## REQUIRED WORK
Copy every line of the listing that holds the string "Vychystané".

Start of RECORDS FOR THE EXERCISE

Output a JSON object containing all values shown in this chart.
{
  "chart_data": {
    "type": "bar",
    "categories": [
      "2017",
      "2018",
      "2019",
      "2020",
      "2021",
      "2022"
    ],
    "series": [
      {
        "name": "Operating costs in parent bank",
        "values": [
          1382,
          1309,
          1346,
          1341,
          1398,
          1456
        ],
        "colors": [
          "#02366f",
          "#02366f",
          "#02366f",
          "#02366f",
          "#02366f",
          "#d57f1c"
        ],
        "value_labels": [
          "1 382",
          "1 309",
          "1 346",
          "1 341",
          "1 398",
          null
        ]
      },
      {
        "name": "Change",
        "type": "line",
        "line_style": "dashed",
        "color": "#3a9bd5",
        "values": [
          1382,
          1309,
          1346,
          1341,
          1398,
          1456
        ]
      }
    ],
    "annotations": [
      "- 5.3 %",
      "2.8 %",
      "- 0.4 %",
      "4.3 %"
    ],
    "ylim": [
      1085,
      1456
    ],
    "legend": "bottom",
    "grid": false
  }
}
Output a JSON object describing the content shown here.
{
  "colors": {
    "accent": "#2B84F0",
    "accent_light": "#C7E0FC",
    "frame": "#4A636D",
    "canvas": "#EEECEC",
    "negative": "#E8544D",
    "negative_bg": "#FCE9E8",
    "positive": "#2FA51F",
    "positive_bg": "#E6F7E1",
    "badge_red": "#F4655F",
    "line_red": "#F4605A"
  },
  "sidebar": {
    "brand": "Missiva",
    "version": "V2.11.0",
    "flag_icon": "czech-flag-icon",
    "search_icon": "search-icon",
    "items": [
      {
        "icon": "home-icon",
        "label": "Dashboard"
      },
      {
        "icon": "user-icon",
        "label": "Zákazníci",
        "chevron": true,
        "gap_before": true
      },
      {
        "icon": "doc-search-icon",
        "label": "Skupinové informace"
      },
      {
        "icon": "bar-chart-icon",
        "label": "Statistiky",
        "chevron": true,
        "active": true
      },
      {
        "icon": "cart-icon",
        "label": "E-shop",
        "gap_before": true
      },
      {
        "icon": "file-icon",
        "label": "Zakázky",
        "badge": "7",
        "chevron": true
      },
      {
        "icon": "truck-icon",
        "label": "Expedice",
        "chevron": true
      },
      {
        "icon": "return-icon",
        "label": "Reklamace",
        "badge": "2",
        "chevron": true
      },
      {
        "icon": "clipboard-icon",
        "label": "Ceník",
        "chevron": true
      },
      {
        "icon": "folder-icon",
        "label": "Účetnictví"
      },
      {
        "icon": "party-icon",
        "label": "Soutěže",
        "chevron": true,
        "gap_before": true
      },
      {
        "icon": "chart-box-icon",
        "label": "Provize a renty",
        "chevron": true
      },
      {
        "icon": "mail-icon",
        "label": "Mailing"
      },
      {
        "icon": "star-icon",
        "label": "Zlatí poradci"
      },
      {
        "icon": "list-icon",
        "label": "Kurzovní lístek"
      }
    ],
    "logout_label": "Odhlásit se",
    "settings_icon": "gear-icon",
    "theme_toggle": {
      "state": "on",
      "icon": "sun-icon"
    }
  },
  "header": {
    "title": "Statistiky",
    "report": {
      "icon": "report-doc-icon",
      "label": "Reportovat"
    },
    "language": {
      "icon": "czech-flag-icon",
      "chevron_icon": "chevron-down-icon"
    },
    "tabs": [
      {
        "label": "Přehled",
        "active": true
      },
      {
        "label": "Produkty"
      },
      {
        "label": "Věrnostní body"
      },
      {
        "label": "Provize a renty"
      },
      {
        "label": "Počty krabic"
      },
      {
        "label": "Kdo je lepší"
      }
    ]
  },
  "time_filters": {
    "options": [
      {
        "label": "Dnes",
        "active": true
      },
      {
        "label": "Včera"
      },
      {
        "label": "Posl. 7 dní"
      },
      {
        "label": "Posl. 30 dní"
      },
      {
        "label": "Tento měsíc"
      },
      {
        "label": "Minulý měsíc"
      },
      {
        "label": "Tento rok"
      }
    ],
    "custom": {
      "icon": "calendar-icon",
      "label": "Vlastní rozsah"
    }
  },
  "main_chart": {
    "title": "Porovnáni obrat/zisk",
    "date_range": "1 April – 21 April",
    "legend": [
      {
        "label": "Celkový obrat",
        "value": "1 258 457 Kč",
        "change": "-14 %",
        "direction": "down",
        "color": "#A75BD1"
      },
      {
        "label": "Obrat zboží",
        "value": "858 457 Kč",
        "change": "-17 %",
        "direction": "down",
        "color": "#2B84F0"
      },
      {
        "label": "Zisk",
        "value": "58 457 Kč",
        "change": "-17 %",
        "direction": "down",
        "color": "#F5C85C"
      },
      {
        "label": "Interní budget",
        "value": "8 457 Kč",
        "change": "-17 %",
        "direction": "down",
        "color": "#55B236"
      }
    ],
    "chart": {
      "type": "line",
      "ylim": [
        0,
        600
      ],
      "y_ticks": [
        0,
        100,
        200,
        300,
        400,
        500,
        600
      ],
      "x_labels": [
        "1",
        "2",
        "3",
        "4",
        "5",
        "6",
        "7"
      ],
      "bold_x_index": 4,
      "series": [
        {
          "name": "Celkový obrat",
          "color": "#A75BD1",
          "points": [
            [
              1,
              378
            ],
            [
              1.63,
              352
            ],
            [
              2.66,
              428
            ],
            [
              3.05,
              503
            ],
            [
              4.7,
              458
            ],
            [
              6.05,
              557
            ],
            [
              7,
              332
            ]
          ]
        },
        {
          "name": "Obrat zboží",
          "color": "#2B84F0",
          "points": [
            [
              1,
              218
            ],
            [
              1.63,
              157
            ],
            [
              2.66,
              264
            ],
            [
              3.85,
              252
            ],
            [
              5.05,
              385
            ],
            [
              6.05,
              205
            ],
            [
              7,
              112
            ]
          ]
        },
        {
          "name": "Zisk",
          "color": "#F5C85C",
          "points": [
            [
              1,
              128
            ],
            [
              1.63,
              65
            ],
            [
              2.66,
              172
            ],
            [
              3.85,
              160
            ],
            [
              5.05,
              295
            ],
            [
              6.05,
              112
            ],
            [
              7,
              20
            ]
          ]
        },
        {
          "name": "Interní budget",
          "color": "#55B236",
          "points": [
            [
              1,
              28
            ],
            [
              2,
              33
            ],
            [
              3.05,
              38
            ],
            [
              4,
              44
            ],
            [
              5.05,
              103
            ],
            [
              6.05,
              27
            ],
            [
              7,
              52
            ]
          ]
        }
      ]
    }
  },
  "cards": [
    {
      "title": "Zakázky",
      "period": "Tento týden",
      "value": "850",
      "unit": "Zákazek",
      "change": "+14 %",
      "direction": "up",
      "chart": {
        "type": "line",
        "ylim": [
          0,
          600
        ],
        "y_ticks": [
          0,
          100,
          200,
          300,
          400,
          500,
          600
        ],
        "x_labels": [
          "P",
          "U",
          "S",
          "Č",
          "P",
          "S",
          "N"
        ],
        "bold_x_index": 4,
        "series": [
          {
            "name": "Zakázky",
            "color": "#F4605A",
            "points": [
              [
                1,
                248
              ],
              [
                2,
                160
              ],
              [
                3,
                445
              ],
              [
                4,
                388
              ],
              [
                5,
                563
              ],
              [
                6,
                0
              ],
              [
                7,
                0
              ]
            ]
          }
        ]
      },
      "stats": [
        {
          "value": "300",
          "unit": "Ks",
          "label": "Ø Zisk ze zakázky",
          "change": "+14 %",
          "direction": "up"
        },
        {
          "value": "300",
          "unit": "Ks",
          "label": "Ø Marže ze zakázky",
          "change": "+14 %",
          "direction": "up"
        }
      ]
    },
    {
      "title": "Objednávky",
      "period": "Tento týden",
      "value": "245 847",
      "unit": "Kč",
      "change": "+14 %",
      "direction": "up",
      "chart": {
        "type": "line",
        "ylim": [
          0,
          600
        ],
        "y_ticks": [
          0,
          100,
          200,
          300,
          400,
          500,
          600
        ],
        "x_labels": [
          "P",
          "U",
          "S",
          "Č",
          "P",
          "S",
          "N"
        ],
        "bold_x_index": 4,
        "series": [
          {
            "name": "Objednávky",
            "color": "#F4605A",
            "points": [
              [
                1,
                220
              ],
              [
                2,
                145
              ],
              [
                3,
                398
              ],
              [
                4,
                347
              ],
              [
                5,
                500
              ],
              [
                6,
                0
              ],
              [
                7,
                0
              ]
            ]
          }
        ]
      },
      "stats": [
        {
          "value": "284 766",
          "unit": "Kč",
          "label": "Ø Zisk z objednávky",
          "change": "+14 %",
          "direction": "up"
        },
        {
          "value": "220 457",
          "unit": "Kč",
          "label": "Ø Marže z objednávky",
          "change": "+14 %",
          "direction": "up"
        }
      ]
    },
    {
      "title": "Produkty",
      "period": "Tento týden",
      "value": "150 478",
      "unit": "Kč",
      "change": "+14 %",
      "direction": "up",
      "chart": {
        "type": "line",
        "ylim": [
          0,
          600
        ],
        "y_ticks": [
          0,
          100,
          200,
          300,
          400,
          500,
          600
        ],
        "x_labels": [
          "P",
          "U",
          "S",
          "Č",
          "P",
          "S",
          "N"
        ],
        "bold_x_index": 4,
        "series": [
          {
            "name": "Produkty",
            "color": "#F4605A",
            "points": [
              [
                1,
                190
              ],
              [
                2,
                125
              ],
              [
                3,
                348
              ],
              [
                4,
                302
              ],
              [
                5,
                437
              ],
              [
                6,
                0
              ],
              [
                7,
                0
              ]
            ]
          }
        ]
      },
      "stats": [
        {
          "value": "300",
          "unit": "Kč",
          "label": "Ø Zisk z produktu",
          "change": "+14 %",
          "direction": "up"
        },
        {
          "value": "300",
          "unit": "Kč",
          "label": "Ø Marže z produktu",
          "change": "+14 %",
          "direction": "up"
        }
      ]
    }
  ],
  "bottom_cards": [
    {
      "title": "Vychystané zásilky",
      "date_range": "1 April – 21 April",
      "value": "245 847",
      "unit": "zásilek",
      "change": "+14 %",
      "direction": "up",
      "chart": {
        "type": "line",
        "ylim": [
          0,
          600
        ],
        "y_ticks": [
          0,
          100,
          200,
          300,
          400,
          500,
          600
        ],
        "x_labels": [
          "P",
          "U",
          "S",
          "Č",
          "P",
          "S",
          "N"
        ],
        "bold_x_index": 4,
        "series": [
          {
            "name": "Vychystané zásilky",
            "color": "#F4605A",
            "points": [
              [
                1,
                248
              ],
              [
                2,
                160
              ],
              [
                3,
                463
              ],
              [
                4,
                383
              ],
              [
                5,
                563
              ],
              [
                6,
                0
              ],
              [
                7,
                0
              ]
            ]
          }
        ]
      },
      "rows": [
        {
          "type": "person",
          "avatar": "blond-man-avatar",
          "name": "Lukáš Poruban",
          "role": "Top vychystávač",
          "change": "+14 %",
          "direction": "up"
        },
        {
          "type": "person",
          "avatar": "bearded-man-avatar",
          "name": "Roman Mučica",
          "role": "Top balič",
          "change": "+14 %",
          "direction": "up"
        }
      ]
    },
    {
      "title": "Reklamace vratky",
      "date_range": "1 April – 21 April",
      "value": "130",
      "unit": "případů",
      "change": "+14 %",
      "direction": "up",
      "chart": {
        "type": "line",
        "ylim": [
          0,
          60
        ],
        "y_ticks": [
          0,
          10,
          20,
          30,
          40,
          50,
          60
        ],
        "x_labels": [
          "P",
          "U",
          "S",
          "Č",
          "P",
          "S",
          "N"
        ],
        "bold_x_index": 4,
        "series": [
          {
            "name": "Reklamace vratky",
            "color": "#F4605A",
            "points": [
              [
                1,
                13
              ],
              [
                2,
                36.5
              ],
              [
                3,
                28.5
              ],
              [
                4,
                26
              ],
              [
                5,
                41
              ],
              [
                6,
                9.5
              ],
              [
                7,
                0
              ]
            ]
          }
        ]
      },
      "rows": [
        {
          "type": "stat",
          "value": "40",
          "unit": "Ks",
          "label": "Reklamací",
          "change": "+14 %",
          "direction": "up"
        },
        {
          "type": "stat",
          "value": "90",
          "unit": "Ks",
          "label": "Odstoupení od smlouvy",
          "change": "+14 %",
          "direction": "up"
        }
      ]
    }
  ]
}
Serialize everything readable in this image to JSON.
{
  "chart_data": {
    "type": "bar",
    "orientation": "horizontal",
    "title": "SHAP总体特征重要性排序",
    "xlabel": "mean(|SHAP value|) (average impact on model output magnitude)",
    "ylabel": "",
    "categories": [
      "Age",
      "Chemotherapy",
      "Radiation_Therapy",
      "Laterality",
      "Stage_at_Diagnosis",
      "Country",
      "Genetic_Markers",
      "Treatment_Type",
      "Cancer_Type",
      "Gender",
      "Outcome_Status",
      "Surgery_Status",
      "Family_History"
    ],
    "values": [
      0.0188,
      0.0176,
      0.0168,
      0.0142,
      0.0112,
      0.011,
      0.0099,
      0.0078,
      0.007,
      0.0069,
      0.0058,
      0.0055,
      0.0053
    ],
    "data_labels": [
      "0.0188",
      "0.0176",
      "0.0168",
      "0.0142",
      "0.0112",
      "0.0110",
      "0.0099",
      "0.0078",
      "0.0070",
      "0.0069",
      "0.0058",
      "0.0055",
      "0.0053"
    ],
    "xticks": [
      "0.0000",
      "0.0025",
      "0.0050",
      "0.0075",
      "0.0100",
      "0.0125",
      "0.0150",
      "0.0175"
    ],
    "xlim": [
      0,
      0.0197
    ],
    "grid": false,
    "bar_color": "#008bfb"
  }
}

End of RECORDS FOR THE EXERCISE

## FINAL RESULT
      "title": "Vychystané zásilky",
            "name": "Vychystané zásilky",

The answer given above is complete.